Are we alone in the universe?

It’s a question humans have been asking for thousands of years—but when a bizarrely fast, cigar-shaped interstellar object jetted past Earth on its trip through our solar system, Harvard professor Avi Loeb believes scientists weren’t ready to seriously consider that it was of artificial origin. But Loeb is beyond consideration — he says it’s very possible that ‘Oumuamua (pronounced “oh moo ah moo ah”) was an interstellar spacecraft. 

Back in October 2017, a postdoctoral researcher named Robert Weryk at the University of Hawaii was sifting through the usual data stream from the Pan-STARRS astronomical survey of the sky when he noticed an unexpected object. It appeared to be highly elongated, like a stick, with a long axis 10 times longer than its short axis — unprecedented for an asteroid. Some hypothesized that ‘Oumuamua swung towards our solar system as a result of a gravitational slingshot of a binary star system; others, that it might be an odd comet, though no tail was evident. Thus the search began to collect and analyze as much data as possible before it left our solar system.

Immediately upon discovering its physical properties, researchers realized its shape — which would minimize abrasions from interstellar gas and dust — would be ideal for an interstellar spacecraft. The idea understandably sent shockwaves through the scientific community and stoked controversy. Ultimately, scientists coalesced behind the idea that it was of natural origin, rather than artificial.  But Loeb, who is the former chair of astronomy at Harvard University, remains certain that it was something akin to a light sail — a form of interstellar propulsion — spacecraft created by an extraterrestrial civilization. So much so that he wrote a whole book about it.

That book would be “Extraterrestrial: The First Sign of Intelligent Life Beyond Earth,” in which Loeb argues that the scientific community’s resistance to discussing the possibility of extraterrestrial life has hindered taking seriously his hypothesis that ‘Oumuamua was an alien light sail. Loeb reflects on how what happened with ‘Oumuamua was a bit of a missed opportunity, and that academia must invest more in the search for life in our universe to better prepare us for another interstellar visitor. But perhaps, most importantly, in a time when Earth faces an urgent global warming crisis, Loeb says that it could be finding extraterrestrial life that saves us from ourselves.

___

_DIRECTIONS_
Summarize the piece on ‘Oumuamua in two sentences. The items have no connection to the piece on ‘Oumuamua.

_Structured page parsing data_
___

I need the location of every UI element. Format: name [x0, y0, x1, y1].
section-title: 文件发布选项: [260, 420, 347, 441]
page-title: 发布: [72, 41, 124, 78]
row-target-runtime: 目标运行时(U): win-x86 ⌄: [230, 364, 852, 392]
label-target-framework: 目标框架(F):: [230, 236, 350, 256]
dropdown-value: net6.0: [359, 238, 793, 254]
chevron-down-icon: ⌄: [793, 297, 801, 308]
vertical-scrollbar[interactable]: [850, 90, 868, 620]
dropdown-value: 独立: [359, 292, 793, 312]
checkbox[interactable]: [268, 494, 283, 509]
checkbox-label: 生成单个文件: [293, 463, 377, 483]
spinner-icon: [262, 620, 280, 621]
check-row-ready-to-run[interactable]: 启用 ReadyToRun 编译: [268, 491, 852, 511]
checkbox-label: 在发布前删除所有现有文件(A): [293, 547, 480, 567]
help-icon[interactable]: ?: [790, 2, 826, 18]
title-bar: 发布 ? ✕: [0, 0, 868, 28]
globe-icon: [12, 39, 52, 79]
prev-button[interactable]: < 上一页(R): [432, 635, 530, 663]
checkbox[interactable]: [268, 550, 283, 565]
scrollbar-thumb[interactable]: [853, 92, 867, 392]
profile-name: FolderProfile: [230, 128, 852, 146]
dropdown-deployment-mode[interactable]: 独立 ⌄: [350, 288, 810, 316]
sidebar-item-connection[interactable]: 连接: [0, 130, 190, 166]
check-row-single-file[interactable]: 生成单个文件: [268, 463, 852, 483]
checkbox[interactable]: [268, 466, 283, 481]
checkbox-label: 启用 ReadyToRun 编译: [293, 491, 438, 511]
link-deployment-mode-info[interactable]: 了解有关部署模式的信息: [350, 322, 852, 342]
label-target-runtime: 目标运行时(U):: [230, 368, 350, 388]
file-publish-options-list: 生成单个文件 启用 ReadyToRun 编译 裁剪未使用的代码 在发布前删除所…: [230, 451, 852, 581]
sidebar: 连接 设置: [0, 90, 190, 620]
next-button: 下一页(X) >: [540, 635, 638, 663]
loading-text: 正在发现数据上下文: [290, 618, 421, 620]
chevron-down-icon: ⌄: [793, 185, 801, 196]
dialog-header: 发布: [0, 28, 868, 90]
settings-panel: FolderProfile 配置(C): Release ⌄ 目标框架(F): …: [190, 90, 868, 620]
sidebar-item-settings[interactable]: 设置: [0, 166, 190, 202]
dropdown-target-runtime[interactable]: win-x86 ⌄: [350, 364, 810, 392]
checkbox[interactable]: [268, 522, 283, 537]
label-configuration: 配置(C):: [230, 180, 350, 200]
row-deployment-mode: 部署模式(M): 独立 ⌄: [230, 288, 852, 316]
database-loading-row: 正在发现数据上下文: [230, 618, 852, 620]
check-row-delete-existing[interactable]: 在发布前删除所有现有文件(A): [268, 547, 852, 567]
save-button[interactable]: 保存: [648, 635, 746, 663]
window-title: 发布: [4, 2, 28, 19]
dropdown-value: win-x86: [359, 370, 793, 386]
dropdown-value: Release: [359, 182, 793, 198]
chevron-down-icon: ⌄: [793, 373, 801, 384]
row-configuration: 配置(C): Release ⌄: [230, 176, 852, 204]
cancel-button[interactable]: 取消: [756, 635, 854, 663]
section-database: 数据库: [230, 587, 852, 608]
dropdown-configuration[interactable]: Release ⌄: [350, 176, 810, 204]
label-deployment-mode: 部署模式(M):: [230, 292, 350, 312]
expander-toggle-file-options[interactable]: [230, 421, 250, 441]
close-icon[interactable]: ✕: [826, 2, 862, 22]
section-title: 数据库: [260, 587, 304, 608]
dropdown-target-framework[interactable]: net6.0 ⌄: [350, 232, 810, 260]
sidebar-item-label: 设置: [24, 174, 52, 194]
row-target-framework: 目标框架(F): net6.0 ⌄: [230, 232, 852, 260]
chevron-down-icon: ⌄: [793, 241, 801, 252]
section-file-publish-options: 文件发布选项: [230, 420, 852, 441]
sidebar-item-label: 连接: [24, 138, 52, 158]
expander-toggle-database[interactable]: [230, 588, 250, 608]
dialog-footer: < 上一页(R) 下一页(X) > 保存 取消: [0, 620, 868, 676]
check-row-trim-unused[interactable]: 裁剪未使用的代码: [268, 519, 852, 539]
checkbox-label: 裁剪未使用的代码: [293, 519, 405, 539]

___

_RESULT OF THE TASK_
In October 2017, Robert Weryk at the University of Hawaii spotted ‘Oumuamua, a highly elongated interstellar object, in Pan-STARRS survey data. Scientists ultimately agreed it was of natural origin, but former Harvard astronomy chair Avi Loeb remains certain it was a light sail spacecraft built by an extraterrestrial civilization, and in his book “Extraterrestrial: The First Sign of Intelligent Life Beyond Earth” he argues that academia must invest more in the search for life to prepare for another interstellar visitor.